┌────────

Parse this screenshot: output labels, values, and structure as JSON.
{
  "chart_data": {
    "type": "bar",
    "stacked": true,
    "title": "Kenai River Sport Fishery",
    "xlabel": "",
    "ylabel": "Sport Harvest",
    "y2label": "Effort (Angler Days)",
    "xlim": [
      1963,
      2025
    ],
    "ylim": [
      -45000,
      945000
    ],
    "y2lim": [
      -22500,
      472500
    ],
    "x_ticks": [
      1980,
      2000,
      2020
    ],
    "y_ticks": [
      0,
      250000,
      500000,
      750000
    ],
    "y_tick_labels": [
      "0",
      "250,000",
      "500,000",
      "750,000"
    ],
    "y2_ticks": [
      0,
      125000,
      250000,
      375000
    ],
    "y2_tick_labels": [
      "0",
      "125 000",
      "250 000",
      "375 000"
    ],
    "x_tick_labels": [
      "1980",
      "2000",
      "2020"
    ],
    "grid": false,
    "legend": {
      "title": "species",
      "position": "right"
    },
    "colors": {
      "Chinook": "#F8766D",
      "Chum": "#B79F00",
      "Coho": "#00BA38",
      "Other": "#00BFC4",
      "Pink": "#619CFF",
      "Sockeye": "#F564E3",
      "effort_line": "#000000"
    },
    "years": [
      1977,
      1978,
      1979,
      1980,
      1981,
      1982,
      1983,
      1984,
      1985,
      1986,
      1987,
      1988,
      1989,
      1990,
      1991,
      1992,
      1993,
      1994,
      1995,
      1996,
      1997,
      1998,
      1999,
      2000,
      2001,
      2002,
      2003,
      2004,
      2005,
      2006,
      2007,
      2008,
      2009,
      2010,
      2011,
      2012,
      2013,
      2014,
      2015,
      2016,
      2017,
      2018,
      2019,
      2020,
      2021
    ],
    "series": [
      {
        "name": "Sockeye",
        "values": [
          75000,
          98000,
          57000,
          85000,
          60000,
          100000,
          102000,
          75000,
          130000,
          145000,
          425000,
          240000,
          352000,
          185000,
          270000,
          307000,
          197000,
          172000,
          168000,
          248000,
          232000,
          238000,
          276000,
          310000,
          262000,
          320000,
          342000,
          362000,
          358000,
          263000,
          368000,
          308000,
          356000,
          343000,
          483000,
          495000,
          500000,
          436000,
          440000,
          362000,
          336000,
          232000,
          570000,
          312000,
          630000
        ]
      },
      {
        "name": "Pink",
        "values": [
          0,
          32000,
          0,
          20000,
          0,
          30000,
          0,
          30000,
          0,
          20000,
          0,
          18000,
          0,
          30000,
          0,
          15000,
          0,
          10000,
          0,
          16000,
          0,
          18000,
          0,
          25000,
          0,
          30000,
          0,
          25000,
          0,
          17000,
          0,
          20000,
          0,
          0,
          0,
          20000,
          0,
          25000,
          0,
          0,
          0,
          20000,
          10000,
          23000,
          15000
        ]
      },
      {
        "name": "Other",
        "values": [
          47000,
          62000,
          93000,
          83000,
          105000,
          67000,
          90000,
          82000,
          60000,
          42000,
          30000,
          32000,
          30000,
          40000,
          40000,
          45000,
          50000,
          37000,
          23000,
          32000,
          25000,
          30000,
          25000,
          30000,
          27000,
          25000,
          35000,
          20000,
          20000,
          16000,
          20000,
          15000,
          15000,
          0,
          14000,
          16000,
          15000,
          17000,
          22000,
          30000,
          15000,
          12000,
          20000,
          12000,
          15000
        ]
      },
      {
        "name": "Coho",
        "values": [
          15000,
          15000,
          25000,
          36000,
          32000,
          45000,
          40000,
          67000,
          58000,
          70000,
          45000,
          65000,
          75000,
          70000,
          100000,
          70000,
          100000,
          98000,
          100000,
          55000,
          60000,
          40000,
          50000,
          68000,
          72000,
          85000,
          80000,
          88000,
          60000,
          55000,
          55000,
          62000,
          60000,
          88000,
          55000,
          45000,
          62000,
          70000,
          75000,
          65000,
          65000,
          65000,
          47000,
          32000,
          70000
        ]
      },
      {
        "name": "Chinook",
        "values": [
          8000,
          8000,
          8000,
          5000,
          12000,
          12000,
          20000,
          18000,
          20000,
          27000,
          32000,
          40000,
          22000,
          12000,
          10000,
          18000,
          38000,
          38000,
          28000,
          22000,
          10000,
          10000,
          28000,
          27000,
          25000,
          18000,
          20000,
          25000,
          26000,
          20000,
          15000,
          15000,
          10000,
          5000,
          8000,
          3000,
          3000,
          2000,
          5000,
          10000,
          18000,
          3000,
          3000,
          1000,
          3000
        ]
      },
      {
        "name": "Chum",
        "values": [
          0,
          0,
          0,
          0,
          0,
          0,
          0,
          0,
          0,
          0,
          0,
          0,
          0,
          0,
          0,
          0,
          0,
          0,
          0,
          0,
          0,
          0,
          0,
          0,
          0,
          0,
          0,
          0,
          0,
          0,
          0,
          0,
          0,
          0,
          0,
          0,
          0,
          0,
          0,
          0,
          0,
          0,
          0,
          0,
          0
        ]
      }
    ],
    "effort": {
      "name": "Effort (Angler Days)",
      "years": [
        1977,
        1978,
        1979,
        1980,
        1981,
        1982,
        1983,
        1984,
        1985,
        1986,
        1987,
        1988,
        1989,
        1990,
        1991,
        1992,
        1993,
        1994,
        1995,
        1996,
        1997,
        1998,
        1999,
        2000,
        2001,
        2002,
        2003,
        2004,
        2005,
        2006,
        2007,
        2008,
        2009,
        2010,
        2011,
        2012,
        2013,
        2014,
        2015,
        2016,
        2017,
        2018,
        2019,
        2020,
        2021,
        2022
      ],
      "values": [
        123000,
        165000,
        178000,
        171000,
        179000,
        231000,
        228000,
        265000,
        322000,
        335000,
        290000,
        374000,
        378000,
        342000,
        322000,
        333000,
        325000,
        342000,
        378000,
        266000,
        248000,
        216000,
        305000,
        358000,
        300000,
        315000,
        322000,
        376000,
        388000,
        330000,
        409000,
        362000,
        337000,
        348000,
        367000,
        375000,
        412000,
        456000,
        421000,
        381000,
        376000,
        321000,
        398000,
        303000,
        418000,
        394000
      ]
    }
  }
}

└────────

EXERCISE: Word for word, write out all of the data above.

FINAL ANSWER:
Parse this screenshot: output labels, values, and structure as JSON.
{
  "chart_data": {
    "type": "bar",
    "stacked": true,
    "title": "Kenai River Sport Fishery",
    "xlabel": "",
    "ylabel": "Sport Harvest",
    "y2label": "Effort (Angler Days)",
    "xlim": [
      1963,
      2025
    ],
    "ylim": [
      -45000,
      945000
    ],
    "y2lim": [
      -22500,
      472500
    ],
    "x_ticks": [
      1980,
      2000,
      2020
    ],
    "y_ticks": [
      0,
      250000,
      500000,
      750000
    ],
    "y_tick_labels": [
      "0",
      "250,000",
      "500,000",
      "750,000"
    ],
    "y2_ticks": [
      0,
      125000,
      250000,
      375000
    ],
    "y2_tick_labels": [
      "0",
      "125 000",
      "250 000",
      "375 000"
    ],
    "x_tick_labels": [
      "1980",
      "2000",
      "2020"
    ],
    "grid": false,
    "legend": {
      "title": "species",
      "position": "right"
    },
    "colors": {
      "Chinook": "#F8766D",
      "Chum": "#B79F00",
      "Coho": "#00BA38",
      "Other": "#00BFC4",
      "Pink": "#619CFF",
      "Sockeye": "#F564E3",
      "effort_line": "#000000"
    },
    "years": [
      1977,
      1978,
      1979,
      1980,
      1981,
      1982,
      1983,
      1984,
      1985,
      1986,
      1987,
      1988,
      1989,
      1990,
      1991,
      1992,
      1993,
      1994,
      1995,
      1996,
      1997,
      1998,
      1999,
      2000,
      2001,
      2002,
      2003,
      2004,
      2005,
      2006,
      2007,
      2008,
      2009,
      2010,
      2011,
      2012,
      2013,
      2014,
      2015,
      2016,
      2017,
      2018,
      2019,
      2020,
      2021
    ],
    "series": [
      {
        "name": "Sockeye",
        "values": [
          75000,
          98000,
          57000,
          85000,
          60000,
          100000,
          102000,
          75000,
          130000,
          145000,
          425000,
          240000,
          352000,
          185000,
          270000,
          307000,
          197000,
          172000,
          168000,
          248000,
          232000,
          238000,
          276000,
          310000,
          262000,
          320000,
          342000,
          362000,
          358000,
          263000,
          368000,
          308000,
          356000,
          343000,
          483000,
          495000,
          500000,
          436000,
          440000,
          362000,
          336000,
          232000,
          570000,
          312000,
          630000
        ]
      },
      {
        "name": "Pink",
        "values": [
          0,
          32000,
          0,
          20000,
          0,
          30000,
          0,
          30000,
          0,
          20000,
          0,
          18000,
          0,
          30000,
          0,
          15000,
          0,
          10000,
          0,
          16000,
          0,
          18000,
          0,
          25000,
          0,
          30000,
          0,
          25000,
          0,
          17000,
          0,
          20000,
          0,
          0,
          0,
          20000,
          0,
          25000,
          0,
          0,
          0,
          20000,
          10000,
          23000,
          15000
        ]
      },
      {
        "name": "Other",
        "values": [
          47000,
          62000,
          93000,
          83000,
          105000,
          67000,
          90000,
          82000,
          60000,
          42000,
          30000,
          32000,
          30000,
          40000,
          40000,
          45000,
          50000,
          37000,
          23000,
          32000,
          25000,
          30000,
          25000,
          30000,
          27000,
          25000,
          35000,
          20000,
          20000,
          16000,
          20000,
          15000,
          15000,
          0,
          14000,
          16000,
          15000,
          17000,
          22000,
          30000,
          15000,
          12000,
          20000,
          12000,
          15000
        ]
      },
      {
        "name": "Coho",
        "values": [
          15000,
          15000,
          25000,
          36000,
          32000,
          45000,
          40000,
          67000,
          58000,
          70000,
          45000,
          65000,
          75000,
          70000,
          100000,
          70000,
          100000,
          98000,
          100000,
          55000,
          60000,
          40000,
          50000,
          68000,
          72000,
          85000,
          80000,
          88000,
          60000,
          55000,
          55000,
          62000,
          60000,
          88000,
          55000,
          45000,
          62000,
          70000,
          75000,
          65000,
          65000,
          65000,
          47000,
          32000,
          70000
        ]
      },
      {
        "name": "Chinook",
        "values": [
          8000,
          8000,
          8000,
          5000,
          12000,
          12000,
          20000,
          18000,
          20000,
          27000,
          32000,
          40000,
          22000,
          12000,
          10000,
          18000,
          38000,
          38000,
          28000,
          22000,
          10000,
          10000,
          28000,
          27000,
          25000,
          18000,
          20000,
          25000,
          26000,
          20000,
          15000,
          15000,
          10000,
          5000,
          8000,
          3000,
          3000,
          2000,
          5000,
          10000,
          18000,
          3000,
          3000,
          1000,
          3000
        ]
      },
      {
        "name": "Chum",
        "values": [
          0,
          0,
          0,
          0,
          0,
          0,
          0,
          0,
          0,
          0,
          0,
          0,
          0,
          0,
          0,
          0,
          0,
          0,
          0,
          0,
          0,
          0,
          0,
          0,
          0,
          0,
          0,
          0,
          0,
          0,
          0,
          0,
          0,
          0,
          0,
          0,
          0,
          0,
          0,
          0,
          0,
          0,
          0,
          0,
          0
        ]
      }
    ],
    "effort": {
      "name": "Effort (Angler Days)",
      "years": [
        1977,
        1978,
        1979,
        1980,
        1981,
        1982,
        1983,
        1984,
        1985,
        1986,
        1987,
        1988,
        1989,
        1990,
        1991,
        1992,
        1993,
        1994,
        1995,
        1996,
        1997,
        1998,
        1999,
        2000,
        2001,
        2002,
        2003,
        2004,
        2005,
        2006,
        2007,
        2008,
        2009,
        2010,
        2011,
        2012,
        2013,
        2014,
        2015,
        2016,
        2017,
        2018,
        2019,
        2020,
        2021,
        2022
      ],
      "values": [
        123000,
        165000,
        178000,
        171000,
        179000,
        231000,
        228000,
        265000,
        322000,
        335000,
        290000,
        374000,
        378000,
        342000,
        322000,
        333000,
        325000,
        342000,
        378000,
        266000,
        248000,
        216000,
        305000,
        358000,
        300000,
        315000,
        322000,
        376000,
        388000,
        330000,
        409000,
        362000,
        337000,
        348000,
        367000,
        375000,
        412000,
        456000,
        421000,
        381000,
        376000,
        321000,
        398000,
        303000,
        418000,
        394000
      ]
    }
  }
}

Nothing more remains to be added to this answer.